Pull each line holding the word "name" from the data.

* Start Raw data *

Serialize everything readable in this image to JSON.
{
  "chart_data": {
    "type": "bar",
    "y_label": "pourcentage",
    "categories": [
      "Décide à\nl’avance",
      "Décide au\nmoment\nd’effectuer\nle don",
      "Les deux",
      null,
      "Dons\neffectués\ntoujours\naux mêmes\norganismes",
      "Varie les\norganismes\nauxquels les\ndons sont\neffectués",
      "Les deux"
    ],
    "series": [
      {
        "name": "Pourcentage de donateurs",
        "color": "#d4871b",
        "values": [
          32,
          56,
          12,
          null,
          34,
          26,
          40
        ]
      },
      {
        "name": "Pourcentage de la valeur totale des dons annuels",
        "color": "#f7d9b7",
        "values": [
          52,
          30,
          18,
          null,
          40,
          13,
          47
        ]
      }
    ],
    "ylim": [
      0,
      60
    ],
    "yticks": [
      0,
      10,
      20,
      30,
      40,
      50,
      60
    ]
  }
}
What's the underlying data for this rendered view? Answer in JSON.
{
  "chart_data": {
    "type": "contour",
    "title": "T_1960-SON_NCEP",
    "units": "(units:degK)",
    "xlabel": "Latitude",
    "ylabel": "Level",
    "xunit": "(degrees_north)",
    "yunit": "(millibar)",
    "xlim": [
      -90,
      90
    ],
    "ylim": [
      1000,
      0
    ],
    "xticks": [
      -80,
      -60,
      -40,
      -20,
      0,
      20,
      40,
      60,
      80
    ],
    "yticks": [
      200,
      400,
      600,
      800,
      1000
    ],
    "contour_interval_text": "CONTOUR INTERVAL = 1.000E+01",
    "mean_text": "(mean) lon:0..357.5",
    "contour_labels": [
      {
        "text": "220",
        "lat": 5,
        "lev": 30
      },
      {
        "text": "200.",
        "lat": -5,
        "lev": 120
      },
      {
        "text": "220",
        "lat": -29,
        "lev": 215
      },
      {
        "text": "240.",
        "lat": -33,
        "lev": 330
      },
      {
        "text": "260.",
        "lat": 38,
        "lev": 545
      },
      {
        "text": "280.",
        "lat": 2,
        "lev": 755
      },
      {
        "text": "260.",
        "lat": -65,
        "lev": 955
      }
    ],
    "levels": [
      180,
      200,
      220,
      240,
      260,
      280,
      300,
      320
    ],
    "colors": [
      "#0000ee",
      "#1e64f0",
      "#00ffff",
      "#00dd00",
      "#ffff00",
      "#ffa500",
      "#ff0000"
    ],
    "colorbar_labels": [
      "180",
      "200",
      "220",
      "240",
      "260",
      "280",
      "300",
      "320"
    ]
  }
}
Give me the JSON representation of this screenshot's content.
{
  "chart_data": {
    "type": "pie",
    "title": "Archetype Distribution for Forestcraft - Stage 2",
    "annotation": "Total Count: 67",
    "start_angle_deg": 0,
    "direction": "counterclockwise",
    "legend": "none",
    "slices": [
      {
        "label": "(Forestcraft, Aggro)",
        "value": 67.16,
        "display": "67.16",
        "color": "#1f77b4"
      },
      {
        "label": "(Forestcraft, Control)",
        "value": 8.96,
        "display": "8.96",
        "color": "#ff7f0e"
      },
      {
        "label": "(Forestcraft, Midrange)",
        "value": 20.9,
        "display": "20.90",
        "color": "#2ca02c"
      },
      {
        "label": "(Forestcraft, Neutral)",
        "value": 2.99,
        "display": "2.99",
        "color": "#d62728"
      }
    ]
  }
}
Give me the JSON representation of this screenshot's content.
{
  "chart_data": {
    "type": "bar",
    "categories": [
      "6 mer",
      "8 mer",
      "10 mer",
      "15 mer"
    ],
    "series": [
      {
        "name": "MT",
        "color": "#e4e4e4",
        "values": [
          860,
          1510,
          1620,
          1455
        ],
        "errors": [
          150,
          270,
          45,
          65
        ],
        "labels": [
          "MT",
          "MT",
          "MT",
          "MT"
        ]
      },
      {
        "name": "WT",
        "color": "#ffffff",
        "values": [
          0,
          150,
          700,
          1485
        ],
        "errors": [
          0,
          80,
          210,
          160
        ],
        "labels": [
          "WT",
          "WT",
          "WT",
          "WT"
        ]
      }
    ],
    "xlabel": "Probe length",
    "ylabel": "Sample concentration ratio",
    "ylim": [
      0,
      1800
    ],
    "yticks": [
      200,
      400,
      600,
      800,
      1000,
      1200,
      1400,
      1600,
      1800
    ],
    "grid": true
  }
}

* End Raw data *

--- Correct result ---
        "name": "Pourcentage de donateurs",
        "name": "Pourcentage de la valeur totale des dons annuels",
        "name": "MT",
        "name": "WT",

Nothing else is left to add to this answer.